Work to complete:
Repeat the material verbatim. Images are excluded from the copy.

Provided material:
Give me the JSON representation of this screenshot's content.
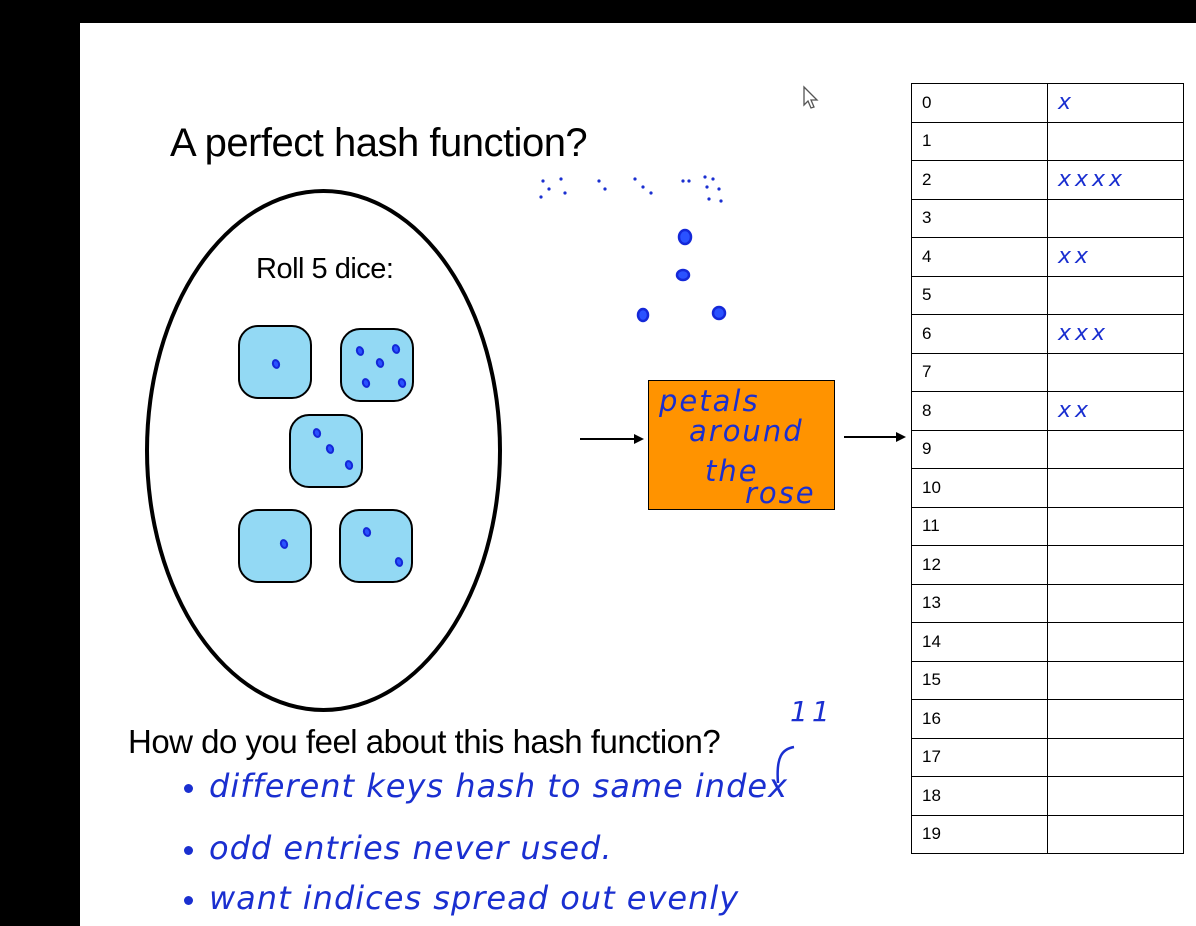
{
  "slide": {
    "title": "A perfect hash function?",
    "question": "How do you feel about this hash function?"
  },
  "dice": {
    "label": "Roll 5 dice:"
  },
  "function_box": {
    "lines": [
      "petals",
      "around",
      "the",
      "rose"
    ]
  },
  "hash_table": {
    "rows": [
      {
        "index": "0",
        "marks": "x"
      },
      {
        "index": "1",
        "marks": ""
      },
      {
        "index": "2",
        "marks": "xxxx"
      },
      {
        "index": "3",
        "marks": ""
      },
      {
        "index": "4",
        "marks": "xx"
      },
      {
        "index": "5",
        "marks": ""
      },
      {
        "index": "6",
        "marks": "xxx"
      },
      {
        "index": "7",
        "marks": ""
      },
      {
        "index": "8",
        "marks": "xx"
      },
      {
        "index": "9",
        "marks": ""
      },
      {
        "index": "10",
        "marks": ""
      },
      {
        "index": "11",
        "marks": ""
      },
      {
        "index": "12",
        "marks": ""
      },
      {
        "index": "13",
        "marks": ""
      },
      {
        "index": "14",
        "marks": ""
      },
      {
        "index": "15",
        "marks": ""
      },
      {
        "index": "16",
        "marks": ""
      },
      {
        "index": "17",
        "marks": ""
      },
      {
        "index": "18",
        "marks": ""
      },
      {
        "index": "19",
        "marks": ""
      }
    ]
  },
  "annotations": {
    "margin_mark": "11",
    "notes": [
      "different keys hash to same index",
      "odd entries never used.",
      "want indices spread out evenly"
    ]
  },
  "colors": {
    "ink": "#1a2fd0",
    "die_fill": "#93d9f4",
    "function_fill": "#ff9300"
  }
}
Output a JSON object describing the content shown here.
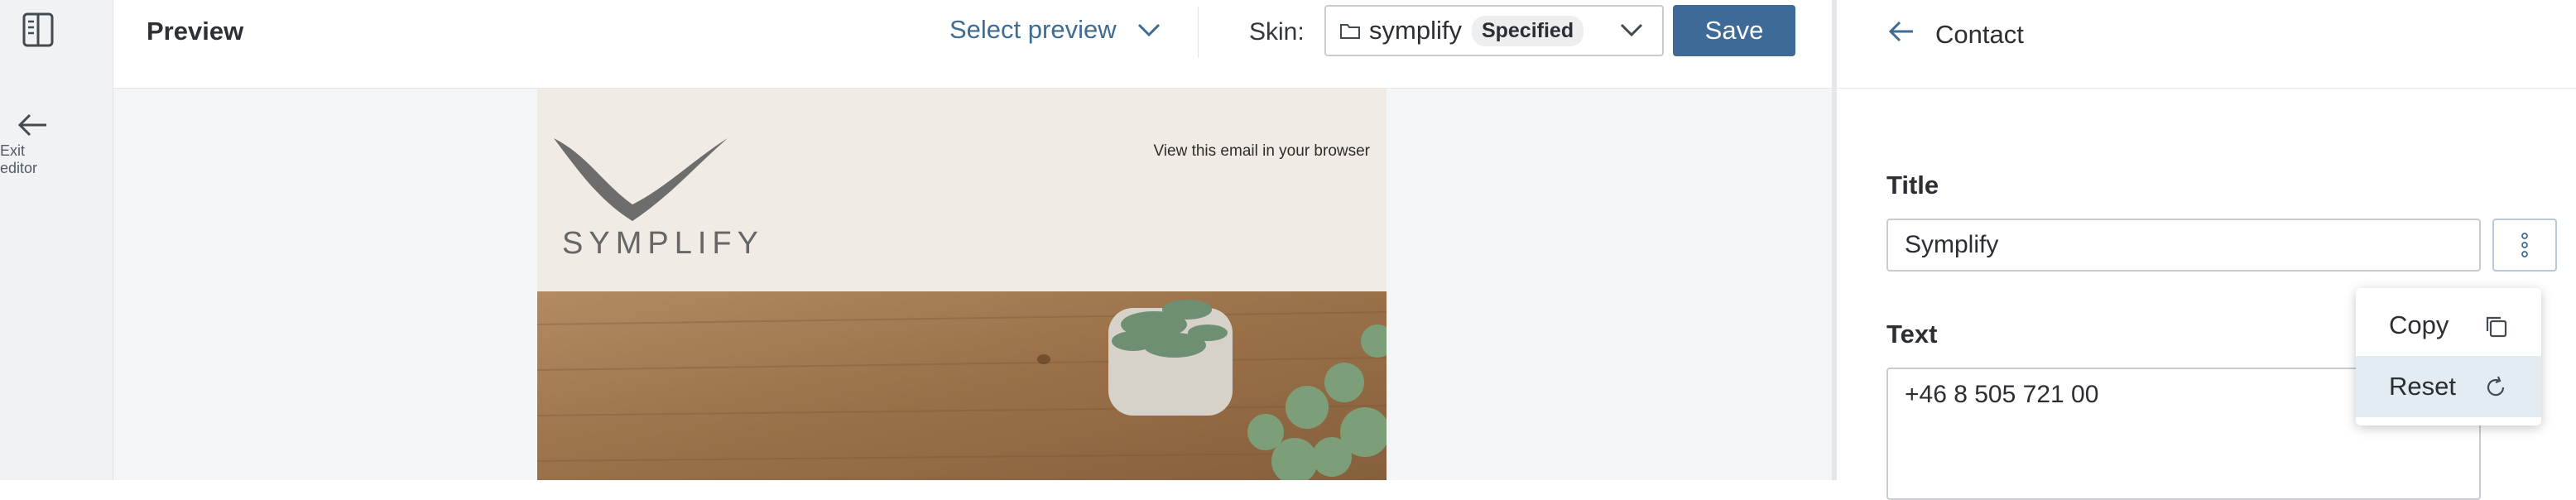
{
  "rail": {
    "exit_label": "Exit editor"
  },
  "topbar": {
    "title": "Preview",
    "select_preview": "Select preview",
    "skin_label": "Skin:",
    "skin_value": "symplify",
    "skin_badge": "Specified",
    "save_label": "Save"
  },
  "email": {
    "view_in_browser": "View this email in your browser",
    "brand": "SYMPLIFY"
  },
  "panel": {
    "title": "Contact",
    "title_field_label": "Title",
    "title_field_value": "Symplify",
    "text_field_label": "Text",
    "text_field_value": "+46 8 505 721 00",
    "menu": [
      {
        "label": "Copy",
        "icon": "copy-icon"
      },
      {
        "label": "Reset",
        "icon": "reset-icon"
      }
    ]
  },
  "colors": {
    "accent": "#3e6a97",
    "link": "#3f6c93",
    "header_bg": "#f0ebe4",
    "menu_active": "#e3ebf3"
  }
}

Task response:
Give me the JSON representation of this screenshot's content.
{
  "slide": {
    "title": "A perfect hash function?",
    "question": "How do you feel about this hash function?"
  },
  "dice": {
    "label": "Roll 5 dice:"
  },
  "function_box": {
    "lines": [
      "petals",
      "around",
      "the",
      "rose"
    ]
  },
  "hash_table": {
    "rows": [
      {
        "index": "0",
        "marks": "x"
      },
      {
        "index": "1",
        "marks": ""
      },
      {
        "index": "2",
        "marks": "xxxx"
      },
      {
        "index": "3",
        "marks": ""
      },
      {
        "index": "4",
        "marks": "xx"
      },
      {
        "index": "5",
        "marks": ""
      },
      {
        "index": "6",
        "marks": "xxx"
      },
      {
        "index": "7",
        "marks": ""
      },
      {
        "index": "8",
        "marks": "xx"
      },
      {
        "index": "9",
        "marks": ""
      },
      {
        "index": "10",
        "marks": ""
      },
      {
        "index": "11",
        "marks": ""
      },
      {
        "index": "12",
        "marks": ""
      },
      {
        "index": "13",
        "marks": ""
      },
      {
        "index": "14",
        "marks": ""
      },
      {
        "index": "15",
        "marks": ""
      },
      {
        "index": "16",
        "marks": ""
      },
      {
        "index": "17",
        "marks": ""
      },
      {
        "index": "18",
        "marks": ""
      },
      {
        "index": "19",
        "marks": ""
      }
    ]
  },
  "annotations": {
    "margin_mark": "11",
    "notes": [
      "different keys hash to same index",
      "odd entries never used.",
      "want indices spread out evenly"
    ]
  },
  "colors": {
    "ink": "#1a2fd0",
    "die_fill": "#93d9f4",
    "function_fill": "#ff9300"
  }
}
Output a JSON object describing the content shown here.
{
  "rail": {
    "exit_label": "Exit editor"
  },
  "topbar": {
    "title": "Preview",
    "select_preview": "Select preview",
    "skin_label": "Skin:",
    "skin_value": "symplify",
    "skin_badge": "Specified",
    "save_label": "Save"
  },
  "email": {
    "view_in_browser": "View this email in your browser",
    "brand": "SYMPLIFY"
  },
  "panel": {
    "title": "Contact",
    "title_field_label": "Title",
    "title_field_value": "Symplify",
    "text_field_label": "Text",
    "text_field_value": "+46 8 505 721 00",
    "menu": [
      {
        "label": "Copy",
        "icon": "copy-icon"
      },
      {
        "label": "Reset",
        "icon": "reset-icon"
      }
    ]
  },
  "colors": {
    "accent": "#3e6a97",
    "link": "#3f6c93",
    "header_bg": "#f0ebe4",
    "menu_active": "#e3ebf3"
  }
}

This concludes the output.